__WHAT YOU NEED TO DO__.
Gather all lines from the material that contain "Channel".

__DATASET ROWS__.
..........

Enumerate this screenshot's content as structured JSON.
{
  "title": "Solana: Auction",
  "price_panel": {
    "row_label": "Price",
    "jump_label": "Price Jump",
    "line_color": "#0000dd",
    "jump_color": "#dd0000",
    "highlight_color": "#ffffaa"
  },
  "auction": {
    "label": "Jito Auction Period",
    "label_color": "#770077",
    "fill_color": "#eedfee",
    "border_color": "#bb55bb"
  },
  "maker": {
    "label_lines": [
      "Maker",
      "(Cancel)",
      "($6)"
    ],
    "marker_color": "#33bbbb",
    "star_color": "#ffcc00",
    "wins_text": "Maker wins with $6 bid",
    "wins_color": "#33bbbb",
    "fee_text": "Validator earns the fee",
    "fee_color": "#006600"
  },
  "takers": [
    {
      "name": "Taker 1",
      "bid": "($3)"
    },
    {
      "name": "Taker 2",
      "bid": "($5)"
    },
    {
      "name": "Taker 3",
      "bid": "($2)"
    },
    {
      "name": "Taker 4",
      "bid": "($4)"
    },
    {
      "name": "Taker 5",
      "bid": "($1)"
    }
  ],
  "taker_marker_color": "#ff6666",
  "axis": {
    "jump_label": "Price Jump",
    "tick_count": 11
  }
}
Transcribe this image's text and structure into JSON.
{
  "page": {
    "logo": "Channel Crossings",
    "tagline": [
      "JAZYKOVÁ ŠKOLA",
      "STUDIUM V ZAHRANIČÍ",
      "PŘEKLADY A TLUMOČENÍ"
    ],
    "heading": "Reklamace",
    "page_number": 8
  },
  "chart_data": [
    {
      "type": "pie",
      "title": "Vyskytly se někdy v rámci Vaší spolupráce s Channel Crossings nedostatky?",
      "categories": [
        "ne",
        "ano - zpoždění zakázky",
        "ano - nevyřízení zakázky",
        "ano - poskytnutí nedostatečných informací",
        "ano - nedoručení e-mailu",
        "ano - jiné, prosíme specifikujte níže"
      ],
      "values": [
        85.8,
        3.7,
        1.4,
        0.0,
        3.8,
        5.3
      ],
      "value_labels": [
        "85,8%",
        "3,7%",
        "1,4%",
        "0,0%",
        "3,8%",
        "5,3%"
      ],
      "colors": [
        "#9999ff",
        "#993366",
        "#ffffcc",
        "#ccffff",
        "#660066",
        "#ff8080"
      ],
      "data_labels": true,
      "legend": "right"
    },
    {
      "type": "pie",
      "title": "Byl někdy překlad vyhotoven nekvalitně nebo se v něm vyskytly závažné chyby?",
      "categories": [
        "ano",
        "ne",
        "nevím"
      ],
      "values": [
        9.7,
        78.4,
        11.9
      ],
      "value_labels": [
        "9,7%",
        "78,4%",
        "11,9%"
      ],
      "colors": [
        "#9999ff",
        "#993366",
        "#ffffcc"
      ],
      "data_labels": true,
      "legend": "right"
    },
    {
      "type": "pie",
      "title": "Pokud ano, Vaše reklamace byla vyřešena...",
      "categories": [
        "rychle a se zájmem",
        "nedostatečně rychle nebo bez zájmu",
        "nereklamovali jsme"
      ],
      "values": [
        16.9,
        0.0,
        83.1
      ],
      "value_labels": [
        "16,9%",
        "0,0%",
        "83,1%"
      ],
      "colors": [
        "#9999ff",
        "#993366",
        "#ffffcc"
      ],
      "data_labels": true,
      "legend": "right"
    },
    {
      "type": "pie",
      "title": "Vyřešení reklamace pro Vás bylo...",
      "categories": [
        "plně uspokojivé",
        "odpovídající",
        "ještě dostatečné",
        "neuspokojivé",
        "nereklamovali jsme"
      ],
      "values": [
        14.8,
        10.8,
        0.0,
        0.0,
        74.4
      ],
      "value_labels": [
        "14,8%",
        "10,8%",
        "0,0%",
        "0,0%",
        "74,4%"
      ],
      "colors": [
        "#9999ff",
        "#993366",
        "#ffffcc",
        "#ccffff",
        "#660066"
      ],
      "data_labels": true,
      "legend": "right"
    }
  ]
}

..........

__EXERCISE RESPONSE__.
    "logo": "Channel Crossings",
      "title": "Vyskytly se někdy v rámci Vaší spolupráce s Channel Crossings nedostatky?",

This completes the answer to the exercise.